# Dataset entries start

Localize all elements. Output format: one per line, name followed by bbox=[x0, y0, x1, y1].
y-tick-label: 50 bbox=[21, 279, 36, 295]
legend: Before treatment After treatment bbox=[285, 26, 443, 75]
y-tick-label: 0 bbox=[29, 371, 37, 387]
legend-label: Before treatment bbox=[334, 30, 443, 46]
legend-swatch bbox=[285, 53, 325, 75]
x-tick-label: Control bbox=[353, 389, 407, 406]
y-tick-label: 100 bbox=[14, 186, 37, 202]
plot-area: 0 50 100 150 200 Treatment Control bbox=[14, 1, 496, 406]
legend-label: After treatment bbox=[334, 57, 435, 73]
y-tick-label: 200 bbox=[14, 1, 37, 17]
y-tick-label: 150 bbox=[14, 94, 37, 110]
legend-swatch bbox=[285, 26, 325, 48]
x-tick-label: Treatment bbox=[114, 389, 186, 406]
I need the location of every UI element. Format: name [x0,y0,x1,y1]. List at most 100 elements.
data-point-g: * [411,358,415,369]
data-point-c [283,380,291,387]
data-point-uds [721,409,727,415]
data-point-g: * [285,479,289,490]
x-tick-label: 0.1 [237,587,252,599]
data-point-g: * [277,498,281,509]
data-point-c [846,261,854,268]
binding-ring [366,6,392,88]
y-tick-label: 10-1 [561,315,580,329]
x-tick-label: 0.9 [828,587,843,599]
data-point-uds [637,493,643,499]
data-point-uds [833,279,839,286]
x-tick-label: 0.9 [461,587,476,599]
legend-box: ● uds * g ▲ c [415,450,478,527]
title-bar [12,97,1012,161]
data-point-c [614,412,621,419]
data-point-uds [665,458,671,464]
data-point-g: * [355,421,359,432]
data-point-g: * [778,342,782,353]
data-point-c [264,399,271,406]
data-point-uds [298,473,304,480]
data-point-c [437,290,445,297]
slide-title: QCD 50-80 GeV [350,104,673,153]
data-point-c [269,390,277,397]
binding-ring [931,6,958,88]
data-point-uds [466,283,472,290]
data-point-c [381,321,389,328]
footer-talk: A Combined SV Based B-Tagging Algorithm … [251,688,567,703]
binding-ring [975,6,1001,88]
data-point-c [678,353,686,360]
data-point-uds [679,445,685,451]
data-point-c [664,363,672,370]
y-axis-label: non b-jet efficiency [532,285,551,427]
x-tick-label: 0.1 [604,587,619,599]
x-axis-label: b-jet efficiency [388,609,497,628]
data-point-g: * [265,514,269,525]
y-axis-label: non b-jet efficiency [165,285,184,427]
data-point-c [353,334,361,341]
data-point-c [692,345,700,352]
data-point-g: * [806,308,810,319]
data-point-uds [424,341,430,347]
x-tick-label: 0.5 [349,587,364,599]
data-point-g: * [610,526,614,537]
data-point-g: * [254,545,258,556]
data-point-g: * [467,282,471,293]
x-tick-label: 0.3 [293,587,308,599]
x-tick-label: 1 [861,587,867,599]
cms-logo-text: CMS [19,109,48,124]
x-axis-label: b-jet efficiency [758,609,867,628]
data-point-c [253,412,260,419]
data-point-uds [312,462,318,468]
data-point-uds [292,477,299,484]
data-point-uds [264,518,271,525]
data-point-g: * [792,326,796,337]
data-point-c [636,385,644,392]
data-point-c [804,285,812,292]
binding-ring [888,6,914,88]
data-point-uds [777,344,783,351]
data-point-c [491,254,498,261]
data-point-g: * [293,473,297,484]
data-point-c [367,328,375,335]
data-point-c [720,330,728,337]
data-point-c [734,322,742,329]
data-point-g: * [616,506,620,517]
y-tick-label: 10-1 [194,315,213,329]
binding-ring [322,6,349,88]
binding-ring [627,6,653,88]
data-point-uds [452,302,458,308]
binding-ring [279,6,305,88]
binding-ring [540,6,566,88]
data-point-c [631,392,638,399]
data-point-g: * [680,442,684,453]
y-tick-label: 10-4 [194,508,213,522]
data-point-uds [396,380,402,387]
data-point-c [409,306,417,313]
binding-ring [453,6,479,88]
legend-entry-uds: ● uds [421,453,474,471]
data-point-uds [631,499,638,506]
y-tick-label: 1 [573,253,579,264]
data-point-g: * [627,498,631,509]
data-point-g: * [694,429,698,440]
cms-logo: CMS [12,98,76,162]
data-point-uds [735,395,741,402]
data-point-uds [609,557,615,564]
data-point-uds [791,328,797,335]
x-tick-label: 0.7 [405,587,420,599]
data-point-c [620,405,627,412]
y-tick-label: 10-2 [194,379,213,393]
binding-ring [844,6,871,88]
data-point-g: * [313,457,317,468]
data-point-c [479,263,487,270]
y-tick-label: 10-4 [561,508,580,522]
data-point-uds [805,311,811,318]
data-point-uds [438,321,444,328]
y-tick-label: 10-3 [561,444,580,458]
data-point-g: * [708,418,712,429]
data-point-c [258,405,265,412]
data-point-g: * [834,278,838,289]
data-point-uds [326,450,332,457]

# Dataset entries end

To be done => Copy the listing word for word from its first line through the line that contains "data-point-c [664,363,672,370]", including that line.

Solution to the problem =>
Localize all elements. Output format: one per line, name followed by bbox=[x0, y0, x1, y1].
y-tick-label: 50 bbox=[21, 279, 36, 295]
legend: Before treatment After treatment bbox=[285, 26, 443, 75]
y-tick-label: 0 bbox=[29, 371, 37, 387]
legend-label: Before treatment bbox=[334, 30, 443, 46]
legend-swatch bbox=[285, 53, 325, 75]
x-tick-label: Control bbox=[353, 389, 407, 406]
y-tick-label: 100 bbox=[14, 186, 37, 202]
plot-area: 0 50 100 150 200 Treatment Control bbox=[14, 1, 496, 406]
legend-label: After treatment bbox=[334, 57, 435, 73]
y-tick-label: 200 bbox=[14, 1, 37, 17]
y-tick-label: 150 bbox=[14, 94, 37, 110]
legend-swatch bbox=[285, 26, 325, 48]
x-tick-label: Treatment bbox=[114, 389, 186, 406]
I need the location of every UI element. Format: name [x0,y0,x1,y1]. List at most 100 elements.
data-point-g: * [411,358,415,369]
data-point-c [283,380,291,387]
data-point-uds [721,409,727,415]
data-point-g: * [285,479,289,490]
x-tick-label: 0.1 [237,587,252,599]
data-point-g: * [277,498,281,509]
data-point-c [846,261,854,268]
binding-ring [366,6,392,88]
y-tick-label: 10-1 [561,315,580,329]
x-tick-label: 0.9 [828,587,843,599]
data-point-uds [637,493,643,499]
data-point-uds [833,279,839,286]
x-tick-label: 0.9 [461,587,476,599]
legend-box: ● uds * g ▲ c [415,450,478,527]
title-bar [12,97,1012,161]
data-point-c [614,412,621,419]
data-point-uds [665,458,671,464]
data-point-g: * [355,421,359,432]
data-point-g: * [778,342,782,353]
data-point-c [264,399,271,406]
data-point-uds [298,473,304,480]
data-point-c [437,290,445,297]
slide-title: QCD 50-80 GeV [350,104,673,153]
data-point-c [269,390,277,397]
binding-ring [931,6,958,88]
data-point-uds [466,283,472,290]
data-point-c [381,321,389,328]
footer-talk: A Combined SV Based B-Tagging Algorithm … [251,688,567,703]
binding-ring [975,6,1001,88]
data-point-c [678,353,686,360]
data-point-uds [679,445,685,451]
data-point-c [664,363,672,370]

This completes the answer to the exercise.